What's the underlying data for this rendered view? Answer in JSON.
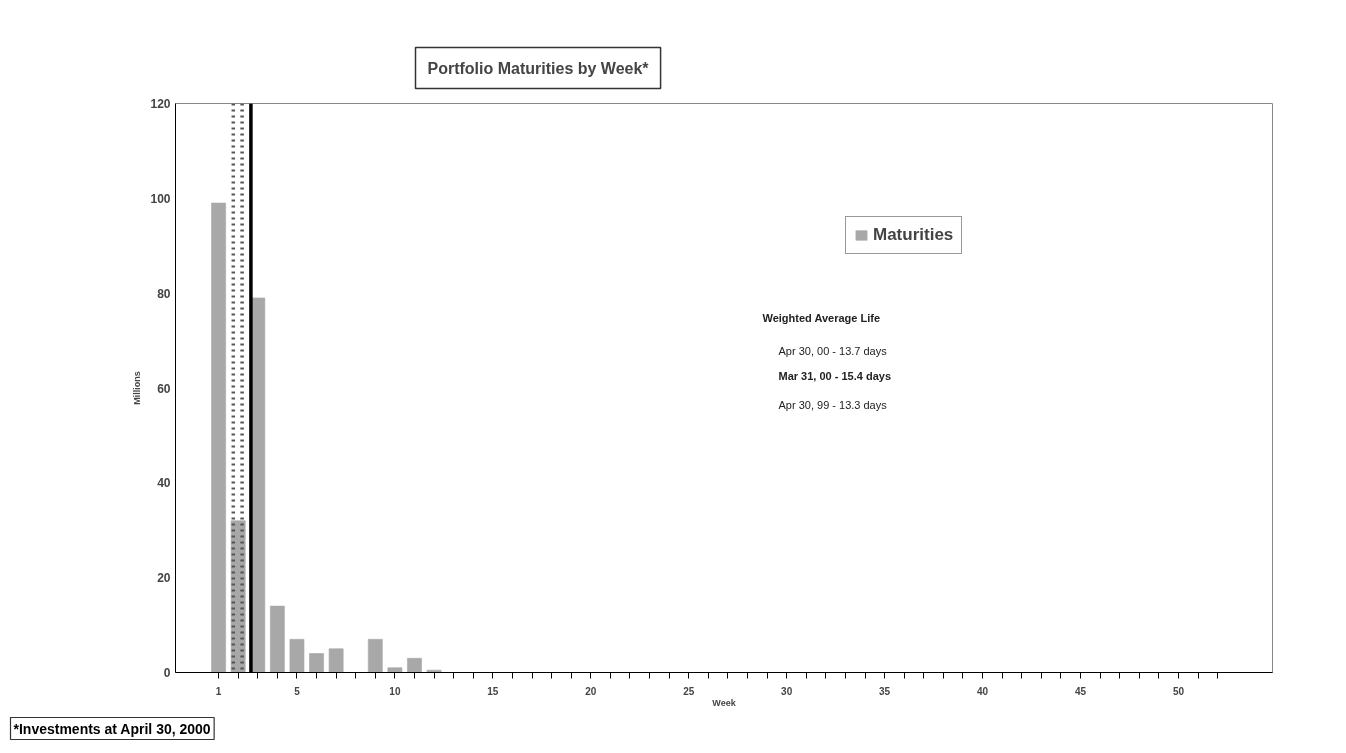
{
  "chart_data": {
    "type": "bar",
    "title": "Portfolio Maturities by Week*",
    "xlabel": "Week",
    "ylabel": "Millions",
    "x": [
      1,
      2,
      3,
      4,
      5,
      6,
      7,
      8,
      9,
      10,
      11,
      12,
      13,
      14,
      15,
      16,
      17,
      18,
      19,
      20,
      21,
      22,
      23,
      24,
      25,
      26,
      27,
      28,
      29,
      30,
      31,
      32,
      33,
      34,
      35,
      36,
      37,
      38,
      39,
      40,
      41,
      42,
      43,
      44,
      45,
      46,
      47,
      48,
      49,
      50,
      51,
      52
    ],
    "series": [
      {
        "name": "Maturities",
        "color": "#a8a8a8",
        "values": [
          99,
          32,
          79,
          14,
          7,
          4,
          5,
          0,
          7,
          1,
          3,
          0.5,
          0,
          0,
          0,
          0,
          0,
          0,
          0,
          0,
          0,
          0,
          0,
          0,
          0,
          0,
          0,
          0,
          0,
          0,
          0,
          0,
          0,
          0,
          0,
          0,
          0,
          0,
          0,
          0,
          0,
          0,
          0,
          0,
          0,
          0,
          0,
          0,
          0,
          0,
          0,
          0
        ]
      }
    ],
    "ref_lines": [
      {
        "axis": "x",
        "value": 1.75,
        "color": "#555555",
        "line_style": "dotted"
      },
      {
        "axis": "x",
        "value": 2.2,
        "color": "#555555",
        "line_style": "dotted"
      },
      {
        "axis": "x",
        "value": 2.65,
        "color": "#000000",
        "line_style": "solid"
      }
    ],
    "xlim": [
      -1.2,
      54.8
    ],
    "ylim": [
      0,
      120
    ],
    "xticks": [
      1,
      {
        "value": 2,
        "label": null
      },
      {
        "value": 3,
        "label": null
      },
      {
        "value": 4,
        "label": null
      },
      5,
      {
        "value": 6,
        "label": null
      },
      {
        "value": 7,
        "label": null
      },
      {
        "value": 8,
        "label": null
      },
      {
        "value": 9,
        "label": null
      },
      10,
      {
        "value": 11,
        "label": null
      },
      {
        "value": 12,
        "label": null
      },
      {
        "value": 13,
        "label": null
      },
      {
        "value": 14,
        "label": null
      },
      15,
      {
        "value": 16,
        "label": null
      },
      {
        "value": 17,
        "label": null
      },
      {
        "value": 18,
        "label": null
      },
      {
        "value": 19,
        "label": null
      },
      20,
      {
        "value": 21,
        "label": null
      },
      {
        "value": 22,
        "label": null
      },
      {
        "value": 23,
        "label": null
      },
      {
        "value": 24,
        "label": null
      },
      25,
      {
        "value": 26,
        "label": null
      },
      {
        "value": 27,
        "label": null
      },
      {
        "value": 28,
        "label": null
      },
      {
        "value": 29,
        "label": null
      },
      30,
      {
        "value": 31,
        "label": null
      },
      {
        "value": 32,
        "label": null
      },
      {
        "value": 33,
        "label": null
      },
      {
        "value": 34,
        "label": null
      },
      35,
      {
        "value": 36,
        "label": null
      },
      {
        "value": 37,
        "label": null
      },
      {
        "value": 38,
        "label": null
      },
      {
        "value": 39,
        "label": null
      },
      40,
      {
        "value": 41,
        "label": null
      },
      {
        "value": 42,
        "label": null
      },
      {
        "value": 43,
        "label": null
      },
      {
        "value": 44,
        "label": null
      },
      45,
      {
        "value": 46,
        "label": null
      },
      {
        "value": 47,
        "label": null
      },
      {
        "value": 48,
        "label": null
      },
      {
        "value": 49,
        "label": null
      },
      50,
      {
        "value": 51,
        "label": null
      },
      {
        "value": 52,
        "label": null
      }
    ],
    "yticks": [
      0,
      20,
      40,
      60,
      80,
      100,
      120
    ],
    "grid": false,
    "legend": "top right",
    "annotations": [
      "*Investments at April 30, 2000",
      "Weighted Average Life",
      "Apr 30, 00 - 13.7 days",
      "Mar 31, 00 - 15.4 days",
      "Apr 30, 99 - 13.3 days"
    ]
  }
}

SET TASK: Copy all of the entries verbatim, leaving out any pictures they contain.

WRITTEN ANSWER:
What's the underlying data for this rendered view? Answer in JSON.
{
  "chart_data": {
    "type": "bar",
    "title": "Portfolio Maturities by Week*",
    "xlabel": "Week",
    "ylabel": "Millions",
    "x": [
      1,
      2,
      3,
      4,
      5,
      6,
      7,
      8,
      9,
      10,
      11,
      12,
      13,
      14,
      15,
      16,
      17,
      18,
      19,
      20,
      21,
      22,
      23,
      24,
      25,
      26,
      27,
      28,
      29,
      30,
      31,
      32,
      33,
      34,
      35,
      36,
      37,
      38,
      39,
      40,
      41,
      42,
      43,
      44,
      45,
      46,
      47,
      48,
      49,
      50,
      51,
      52
    ],
    "series": [
      {
        "name": "Maturities",
        "color": "#a8a8a8",
        "values": [
          99,
          32,
          79,
          14,
          7,
          4,
          5,
          0,
          7,
          1,
          3,
          0.5,
          0,
          0,
          0,
          0,
          0,
          0,
          0,
          0,
          0,
          0,
          0,
          0,
          0,
          0,
          0,
          0,
          0,
          0,
          0,
          0,
          0,
          0,
          0,
          0,
          0,
          0,
          0,
          0,
          0,
          0,
          0,
          0,
          0,
          0,
          0,
          0,
          0,
          0,
          0,
          0
        ]
      }
    ],
    "ref_lines": [
      {
        "axis": "x",
        "value": 1.75,
        "color": "#555555",
        "line_style": "dotted"
      },
      {
        "axis": "x",
        "value": 2.2,
        "color": "#555555",
        "line_style": "dotted"
      },
      {
        "axis": "x",
        "value": 2.65,
        "color": "#000000",
        "line_style": "solid"
      }
    ],
    "xlim": [
      -1.2,
      54.8
    ],
    "ylim": [
      0,
      120
    ],
    "xticks": [
      1,
      {
        "value": 2,
        "label": null
      },
      {
        "value": 3,
        "label": null
      },
      {
        "value": 4,
        "label": null
      },
      5,
      {
        "value": 6,
        "label": null
      },
      {
        "value": 7,
        "label": null
      },
      {
        "value": 8,
        "label": null
      },
      {
        "value": 9,
        "label": null
      },
      10,
      {
        "value": 11,
        "label": null
      },
      {
        "value": 12,
        "label": null
      },
      {
        "value": 13,
        "label": null
      },
      {
        "value": 14,
        "label": null
      },
      15,
      {
        "value": 16,
        "label": null
      },
      {
        "value": 17,
        "label": null
      },
      {
        "value": 18,
        "label": null
      },
      {
        "value": 19,
        "label": null
      },
      20,
      {
        "value": 21,
        "label": null
      },
      {
        "value": 22,
        "label": null
      },
      {
        "value": 23,
        "label": null
      },
      {
        "value": 24,
        "label": null
      },
      25,
      {
        "value": 26,
        "label": null
      },
      {
        "value": 27,
        "label": null
      },
      {
        "value": 28,
        "label": null
      },
      {
        "value": 29,
        "label": null
      },
      30,
      {
        "value": 31,
        "label": null
      },
      {
        "value": 32,
        "label": null
      },
      {
        "value": 33,
        "label": null
      },
      {
        "value": 34,
        "label": null
      },
      35,
      {
        "value": 36,
        "label": null
      },
      {
        "value": 37,
        "label": null
      },
      {
        "value": 38,
        "label": null
      },
      {
        "value": 39,
        "label": null
      },
      40,
      {
        "value": 41,
        "label": null
      },
      {
        "value": 42,
        "label": null
      },
      {
        "value": 43,
        "label": null
      },
      {
        "value": 44,
        "label": null
      },
      45,
      {
        "value": 46,
        "label": null
      },
      {
        "value": 47,
        "label": null
      },
      {
        "value": 48,
        "label": null
      },
      {
        "value": 49,
        "label": null
      },
      50,
      {
        "value": 51,
        "label": null
      },
      {
        "value": 52,
        "label": null
      }
    ],
    "yticks": [
      0,
      20,
      40,
      60,
      80,
      100,
      120
    ],
    "grid": false,
    "legend": "top right",
    "annotations": [
      "*Investments at April 30, 2000",
      "Weighted Average Life",
      "Apr 30, 00 - 13.7 days",
      "Mar 31, 00 - 15.4 days",
      "Apr 30, 99 - 13.3 days"
    ]
  }
}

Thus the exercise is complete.